--- start of THE INPUT ---
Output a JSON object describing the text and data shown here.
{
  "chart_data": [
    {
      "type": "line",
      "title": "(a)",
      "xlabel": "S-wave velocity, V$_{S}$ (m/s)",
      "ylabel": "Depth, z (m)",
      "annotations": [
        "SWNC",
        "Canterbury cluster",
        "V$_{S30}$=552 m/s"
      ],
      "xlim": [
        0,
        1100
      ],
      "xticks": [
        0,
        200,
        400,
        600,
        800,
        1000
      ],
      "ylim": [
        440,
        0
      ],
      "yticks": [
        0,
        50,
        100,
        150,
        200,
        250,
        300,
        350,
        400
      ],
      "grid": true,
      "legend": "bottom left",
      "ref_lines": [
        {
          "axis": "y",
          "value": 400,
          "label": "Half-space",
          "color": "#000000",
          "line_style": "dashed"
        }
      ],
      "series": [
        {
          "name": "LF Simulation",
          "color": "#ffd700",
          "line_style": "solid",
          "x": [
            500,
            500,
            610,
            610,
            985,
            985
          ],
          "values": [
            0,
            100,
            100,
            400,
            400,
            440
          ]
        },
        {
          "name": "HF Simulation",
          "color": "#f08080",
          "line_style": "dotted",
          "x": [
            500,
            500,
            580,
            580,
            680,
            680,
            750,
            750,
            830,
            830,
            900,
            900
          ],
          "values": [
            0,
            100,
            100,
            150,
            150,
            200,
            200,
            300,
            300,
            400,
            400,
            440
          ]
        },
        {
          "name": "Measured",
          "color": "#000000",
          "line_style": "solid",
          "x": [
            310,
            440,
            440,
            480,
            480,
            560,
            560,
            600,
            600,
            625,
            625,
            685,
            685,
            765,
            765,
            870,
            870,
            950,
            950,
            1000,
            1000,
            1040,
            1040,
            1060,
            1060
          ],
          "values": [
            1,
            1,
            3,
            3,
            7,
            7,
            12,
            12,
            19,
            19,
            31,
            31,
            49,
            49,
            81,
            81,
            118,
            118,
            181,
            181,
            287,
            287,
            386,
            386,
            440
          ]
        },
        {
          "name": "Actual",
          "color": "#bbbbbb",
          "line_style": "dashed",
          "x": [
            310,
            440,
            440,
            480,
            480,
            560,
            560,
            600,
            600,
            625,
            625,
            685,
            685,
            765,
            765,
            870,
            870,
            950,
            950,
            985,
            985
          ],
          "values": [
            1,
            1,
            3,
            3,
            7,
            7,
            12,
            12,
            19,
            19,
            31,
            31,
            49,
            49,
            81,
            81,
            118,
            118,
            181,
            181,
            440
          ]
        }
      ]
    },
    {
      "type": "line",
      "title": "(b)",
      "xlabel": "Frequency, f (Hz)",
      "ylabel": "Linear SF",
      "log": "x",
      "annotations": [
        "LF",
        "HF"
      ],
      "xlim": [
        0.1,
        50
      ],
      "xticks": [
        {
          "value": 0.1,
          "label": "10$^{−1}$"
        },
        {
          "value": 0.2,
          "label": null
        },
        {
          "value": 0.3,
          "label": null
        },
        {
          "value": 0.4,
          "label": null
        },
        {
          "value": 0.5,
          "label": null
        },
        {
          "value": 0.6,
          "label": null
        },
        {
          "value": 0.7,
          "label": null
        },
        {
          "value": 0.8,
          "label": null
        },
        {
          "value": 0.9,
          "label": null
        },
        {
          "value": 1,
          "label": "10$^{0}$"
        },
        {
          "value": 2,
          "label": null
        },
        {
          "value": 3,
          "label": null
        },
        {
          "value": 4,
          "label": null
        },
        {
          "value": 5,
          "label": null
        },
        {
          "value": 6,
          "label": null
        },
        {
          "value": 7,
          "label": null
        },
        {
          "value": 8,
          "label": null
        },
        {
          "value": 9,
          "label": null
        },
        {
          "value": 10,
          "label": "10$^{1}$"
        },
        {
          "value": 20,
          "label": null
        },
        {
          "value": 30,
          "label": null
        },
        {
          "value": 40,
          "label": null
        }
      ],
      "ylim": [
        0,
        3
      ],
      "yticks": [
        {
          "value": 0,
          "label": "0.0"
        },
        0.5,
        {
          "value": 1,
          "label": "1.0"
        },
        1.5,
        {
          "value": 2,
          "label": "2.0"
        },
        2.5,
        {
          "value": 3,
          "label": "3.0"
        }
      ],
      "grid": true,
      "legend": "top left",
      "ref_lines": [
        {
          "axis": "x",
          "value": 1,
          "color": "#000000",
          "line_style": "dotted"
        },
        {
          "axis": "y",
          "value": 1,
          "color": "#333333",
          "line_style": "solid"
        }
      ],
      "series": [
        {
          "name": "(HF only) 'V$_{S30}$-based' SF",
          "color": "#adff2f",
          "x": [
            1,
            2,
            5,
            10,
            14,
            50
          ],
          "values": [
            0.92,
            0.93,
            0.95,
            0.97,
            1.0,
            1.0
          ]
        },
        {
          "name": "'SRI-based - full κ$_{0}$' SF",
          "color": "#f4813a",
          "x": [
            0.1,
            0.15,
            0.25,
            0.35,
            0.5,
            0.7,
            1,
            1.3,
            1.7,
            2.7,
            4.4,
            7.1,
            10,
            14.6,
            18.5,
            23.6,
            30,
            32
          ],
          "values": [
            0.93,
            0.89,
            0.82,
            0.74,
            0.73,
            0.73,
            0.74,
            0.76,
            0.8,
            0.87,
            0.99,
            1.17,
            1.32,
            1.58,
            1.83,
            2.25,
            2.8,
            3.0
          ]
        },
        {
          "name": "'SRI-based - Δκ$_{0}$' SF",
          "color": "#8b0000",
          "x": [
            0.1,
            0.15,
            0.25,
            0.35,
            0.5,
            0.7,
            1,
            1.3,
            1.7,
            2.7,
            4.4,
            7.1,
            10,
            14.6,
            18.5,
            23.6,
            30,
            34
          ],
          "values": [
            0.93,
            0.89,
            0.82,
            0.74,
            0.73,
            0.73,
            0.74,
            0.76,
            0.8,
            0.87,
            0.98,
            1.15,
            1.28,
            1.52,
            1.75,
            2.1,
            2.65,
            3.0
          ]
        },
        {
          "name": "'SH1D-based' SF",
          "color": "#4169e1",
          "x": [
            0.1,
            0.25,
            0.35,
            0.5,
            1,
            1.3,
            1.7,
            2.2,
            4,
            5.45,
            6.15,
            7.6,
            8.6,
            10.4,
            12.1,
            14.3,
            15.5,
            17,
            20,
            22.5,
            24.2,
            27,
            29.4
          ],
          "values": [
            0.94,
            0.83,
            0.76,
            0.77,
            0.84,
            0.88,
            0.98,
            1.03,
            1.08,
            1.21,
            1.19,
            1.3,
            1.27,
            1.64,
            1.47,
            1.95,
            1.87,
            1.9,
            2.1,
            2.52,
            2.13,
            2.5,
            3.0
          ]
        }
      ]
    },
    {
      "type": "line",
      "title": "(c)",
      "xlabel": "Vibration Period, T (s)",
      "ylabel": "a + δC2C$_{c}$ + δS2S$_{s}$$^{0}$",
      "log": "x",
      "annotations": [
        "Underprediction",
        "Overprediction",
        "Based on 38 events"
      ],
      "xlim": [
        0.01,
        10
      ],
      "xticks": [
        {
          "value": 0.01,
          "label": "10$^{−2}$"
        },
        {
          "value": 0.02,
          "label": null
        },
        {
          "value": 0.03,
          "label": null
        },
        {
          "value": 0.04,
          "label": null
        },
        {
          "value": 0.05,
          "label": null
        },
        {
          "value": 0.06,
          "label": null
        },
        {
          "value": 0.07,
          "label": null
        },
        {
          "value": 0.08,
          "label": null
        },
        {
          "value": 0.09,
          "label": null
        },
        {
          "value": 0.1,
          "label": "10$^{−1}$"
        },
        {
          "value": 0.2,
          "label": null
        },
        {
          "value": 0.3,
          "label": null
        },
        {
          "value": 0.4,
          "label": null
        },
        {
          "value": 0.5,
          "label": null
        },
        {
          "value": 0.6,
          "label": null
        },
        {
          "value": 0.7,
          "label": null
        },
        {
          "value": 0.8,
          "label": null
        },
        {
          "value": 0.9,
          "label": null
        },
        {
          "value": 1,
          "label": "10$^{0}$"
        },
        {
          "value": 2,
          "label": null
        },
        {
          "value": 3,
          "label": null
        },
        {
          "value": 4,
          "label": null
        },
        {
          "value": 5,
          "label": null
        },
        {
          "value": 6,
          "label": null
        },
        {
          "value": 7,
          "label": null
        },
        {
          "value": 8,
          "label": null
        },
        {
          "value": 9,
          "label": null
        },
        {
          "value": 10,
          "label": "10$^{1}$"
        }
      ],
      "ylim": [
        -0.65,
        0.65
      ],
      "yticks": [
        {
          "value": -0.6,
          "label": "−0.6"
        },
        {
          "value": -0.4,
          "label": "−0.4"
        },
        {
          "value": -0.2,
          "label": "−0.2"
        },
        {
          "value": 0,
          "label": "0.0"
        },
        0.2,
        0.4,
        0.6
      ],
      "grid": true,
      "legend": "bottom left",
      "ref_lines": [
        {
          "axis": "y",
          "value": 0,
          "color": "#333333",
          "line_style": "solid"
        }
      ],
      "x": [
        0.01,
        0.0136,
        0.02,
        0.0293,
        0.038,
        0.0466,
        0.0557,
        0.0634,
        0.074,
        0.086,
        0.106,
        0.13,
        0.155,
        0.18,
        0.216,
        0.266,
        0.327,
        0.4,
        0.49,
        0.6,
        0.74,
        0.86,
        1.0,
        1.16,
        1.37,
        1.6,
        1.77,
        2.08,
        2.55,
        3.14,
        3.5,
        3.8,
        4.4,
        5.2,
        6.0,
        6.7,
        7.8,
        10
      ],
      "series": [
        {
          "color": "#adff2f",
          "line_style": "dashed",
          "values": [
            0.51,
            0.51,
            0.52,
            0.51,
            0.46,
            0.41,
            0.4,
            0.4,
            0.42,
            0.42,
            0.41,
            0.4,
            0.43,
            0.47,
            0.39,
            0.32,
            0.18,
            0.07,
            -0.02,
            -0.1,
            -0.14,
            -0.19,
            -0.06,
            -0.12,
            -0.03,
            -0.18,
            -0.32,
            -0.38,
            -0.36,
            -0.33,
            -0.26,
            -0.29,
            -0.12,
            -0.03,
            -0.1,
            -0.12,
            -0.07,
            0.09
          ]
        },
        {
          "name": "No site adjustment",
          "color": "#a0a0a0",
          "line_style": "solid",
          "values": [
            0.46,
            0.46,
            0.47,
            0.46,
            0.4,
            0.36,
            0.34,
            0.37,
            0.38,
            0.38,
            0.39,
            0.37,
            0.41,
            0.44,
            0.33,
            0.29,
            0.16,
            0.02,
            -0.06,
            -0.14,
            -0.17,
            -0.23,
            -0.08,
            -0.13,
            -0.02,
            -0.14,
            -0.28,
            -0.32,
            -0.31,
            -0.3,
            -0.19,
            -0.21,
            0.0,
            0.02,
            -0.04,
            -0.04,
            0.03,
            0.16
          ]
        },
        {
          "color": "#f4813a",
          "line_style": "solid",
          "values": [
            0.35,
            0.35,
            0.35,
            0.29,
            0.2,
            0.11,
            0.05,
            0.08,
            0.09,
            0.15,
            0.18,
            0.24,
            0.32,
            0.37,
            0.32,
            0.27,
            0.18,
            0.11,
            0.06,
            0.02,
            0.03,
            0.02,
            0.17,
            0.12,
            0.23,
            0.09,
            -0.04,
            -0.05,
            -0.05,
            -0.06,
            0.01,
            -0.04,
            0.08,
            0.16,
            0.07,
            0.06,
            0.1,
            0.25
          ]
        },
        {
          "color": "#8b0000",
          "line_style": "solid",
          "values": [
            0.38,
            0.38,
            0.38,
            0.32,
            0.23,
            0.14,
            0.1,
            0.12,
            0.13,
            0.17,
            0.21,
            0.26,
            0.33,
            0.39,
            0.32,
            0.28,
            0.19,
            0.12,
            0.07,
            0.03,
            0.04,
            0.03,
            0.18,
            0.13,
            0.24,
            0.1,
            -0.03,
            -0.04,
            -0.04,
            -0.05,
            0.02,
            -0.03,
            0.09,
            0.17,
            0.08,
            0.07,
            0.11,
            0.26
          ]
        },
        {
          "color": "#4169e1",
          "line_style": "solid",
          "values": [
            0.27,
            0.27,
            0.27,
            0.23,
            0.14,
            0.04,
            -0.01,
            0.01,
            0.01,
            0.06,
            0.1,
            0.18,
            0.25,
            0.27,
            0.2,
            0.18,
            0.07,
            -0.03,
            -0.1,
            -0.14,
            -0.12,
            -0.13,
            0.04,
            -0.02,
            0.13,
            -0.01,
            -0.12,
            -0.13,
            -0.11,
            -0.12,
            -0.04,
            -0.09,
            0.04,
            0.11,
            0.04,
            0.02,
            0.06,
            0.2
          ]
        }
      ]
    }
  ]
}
--- end of THE INPUT ---
**EXERCISE OBJECTIVE:**
Where does the word "name" appear in the listing? List each line that holds it.

**RESULT OF THE EXERCISE:**
          "name": "LF Simulation",
          "name": "HF Simulation",
          "name": "Measured",
          "name": "Actual",
          "name": "(HF only) 'V$_{S30}$-based' SF",
          "name": "'SRI-based - full κ$_{0}$' SF",
          "name": "'SRI-based - Δκ$_{0}$' SF",
          "name": "'SH1D-based' SF",
          "name": "No site adjustment",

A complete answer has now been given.